(Dataset listings of figures)
────────────────────────────────────────
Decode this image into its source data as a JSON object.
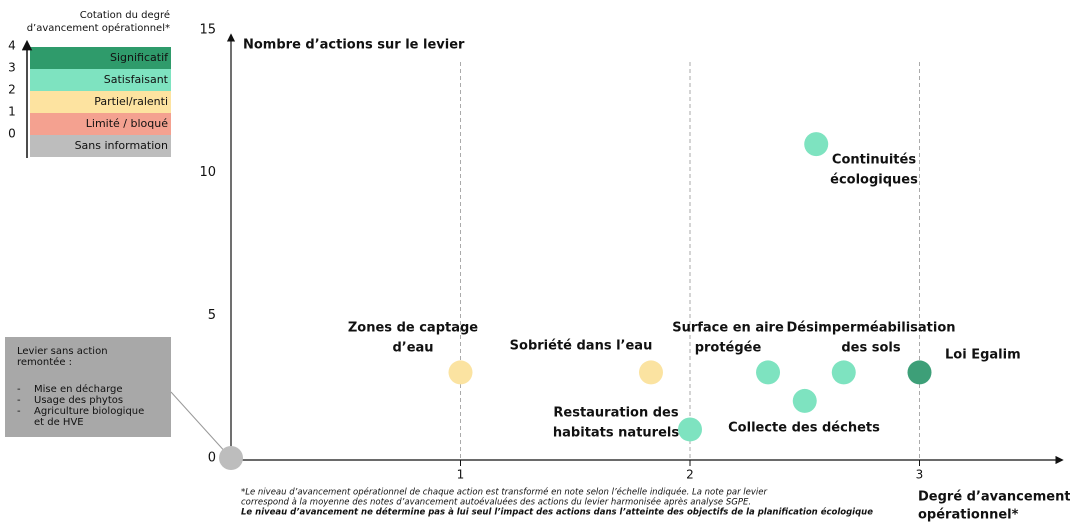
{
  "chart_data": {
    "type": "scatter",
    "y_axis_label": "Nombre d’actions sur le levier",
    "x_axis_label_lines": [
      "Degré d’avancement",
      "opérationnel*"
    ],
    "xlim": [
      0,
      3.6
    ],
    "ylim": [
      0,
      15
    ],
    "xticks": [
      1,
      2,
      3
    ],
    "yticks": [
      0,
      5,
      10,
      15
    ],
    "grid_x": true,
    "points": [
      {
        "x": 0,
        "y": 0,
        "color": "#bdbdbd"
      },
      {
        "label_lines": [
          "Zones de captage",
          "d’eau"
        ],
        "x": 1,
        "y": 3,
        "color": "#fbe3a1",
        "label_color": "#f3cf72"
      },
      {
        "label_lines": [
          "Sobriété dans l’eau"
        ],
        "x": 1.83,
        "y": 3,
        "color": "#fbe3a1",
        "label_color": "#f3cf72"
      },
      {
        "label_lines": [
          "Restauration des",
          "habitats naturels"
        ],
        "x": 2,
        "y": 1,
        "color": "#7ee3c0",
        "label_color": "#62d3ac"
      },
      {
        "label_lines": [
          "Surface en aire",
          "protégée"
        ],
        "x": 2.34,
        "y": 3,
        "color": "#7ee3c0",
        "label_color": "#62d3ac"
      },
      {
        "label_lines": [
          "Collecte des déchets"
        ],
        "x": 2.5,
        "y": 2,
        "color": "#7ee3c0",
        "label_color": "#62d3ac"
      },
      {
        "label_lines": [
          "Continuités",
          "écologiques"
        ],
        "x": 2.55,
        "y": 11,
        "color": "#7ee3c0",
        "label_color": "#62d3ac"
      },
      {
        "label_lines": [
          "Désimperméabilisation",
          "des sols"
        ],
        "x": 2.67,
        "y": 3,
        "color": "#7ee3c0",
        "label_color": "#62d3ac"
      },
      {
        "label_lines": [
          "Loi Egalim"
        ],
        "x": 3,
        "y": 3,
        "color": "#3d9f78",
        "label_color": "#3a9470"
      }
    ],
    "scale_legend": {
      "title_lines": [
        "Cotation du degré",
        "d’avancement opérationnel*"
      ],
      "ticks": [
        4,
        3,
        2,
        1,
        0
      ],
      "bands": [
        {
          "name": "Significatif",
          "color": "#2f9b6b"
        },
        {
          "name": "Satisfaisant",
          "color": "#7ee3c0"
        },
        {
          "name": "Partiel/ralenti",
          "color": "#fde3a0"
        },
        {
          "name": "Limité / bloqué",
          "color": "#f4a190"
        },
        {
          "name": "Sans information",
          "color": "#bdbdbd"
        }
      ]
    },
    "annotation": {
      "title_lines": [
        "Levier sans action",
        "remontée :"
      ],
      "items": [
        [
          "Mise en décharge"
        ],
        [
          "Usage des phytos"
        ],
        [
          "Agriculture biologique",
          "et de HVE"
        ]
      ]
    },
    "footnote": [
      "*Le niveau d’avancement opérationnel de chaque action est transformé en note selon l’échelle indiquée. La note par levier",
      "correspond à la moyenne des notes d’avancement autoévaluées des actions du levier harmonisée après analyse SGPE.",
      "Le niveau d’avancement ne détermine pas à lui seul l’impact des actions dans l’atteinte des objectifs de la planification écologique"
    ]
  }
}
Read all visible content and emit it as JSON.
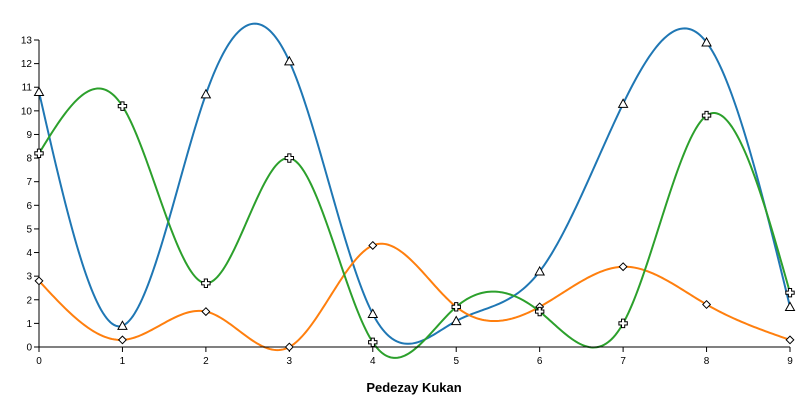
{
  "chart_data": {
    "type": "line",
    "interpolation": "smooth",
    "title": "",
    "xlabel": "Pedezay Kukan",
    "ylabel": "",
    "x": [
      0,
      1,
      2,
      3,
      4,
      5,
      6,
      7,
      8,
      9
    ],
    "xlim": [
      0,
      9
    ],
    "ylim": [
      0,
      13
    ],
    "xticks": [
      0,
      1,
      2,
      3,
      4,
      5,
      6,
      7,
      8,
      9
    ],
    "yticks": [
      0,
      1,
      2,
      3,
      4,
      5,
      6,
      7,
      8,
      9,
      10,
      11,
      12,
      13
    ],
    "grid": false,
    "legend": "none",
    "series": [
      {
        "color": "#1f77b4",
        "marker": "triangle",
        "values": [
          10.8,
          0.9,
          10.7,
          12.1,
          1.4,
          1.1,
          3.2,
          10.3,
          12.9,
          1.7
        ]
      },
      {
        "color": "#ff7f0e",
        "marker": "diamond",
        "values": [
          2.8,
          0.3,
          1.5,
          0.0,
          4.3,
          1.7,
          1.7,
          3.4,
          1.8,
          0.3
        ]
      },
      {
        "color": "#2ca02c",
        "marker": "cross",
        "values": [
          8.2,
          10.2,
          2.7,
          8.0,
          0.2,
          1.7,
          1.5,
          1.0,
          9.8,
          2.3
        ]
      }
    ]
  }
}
────────────────────────────────────────
--- Given problem ---
From the entries above, copy out every line where the string "opérationnel" appears.

--- Solution for this problem ---
      "opérationnel*"
        "d’avancement opérationnel*"
      "*Le niveau d’avancement opérationnel de chaque action est transformé en note selon l’échelle indiquée. La note par levier",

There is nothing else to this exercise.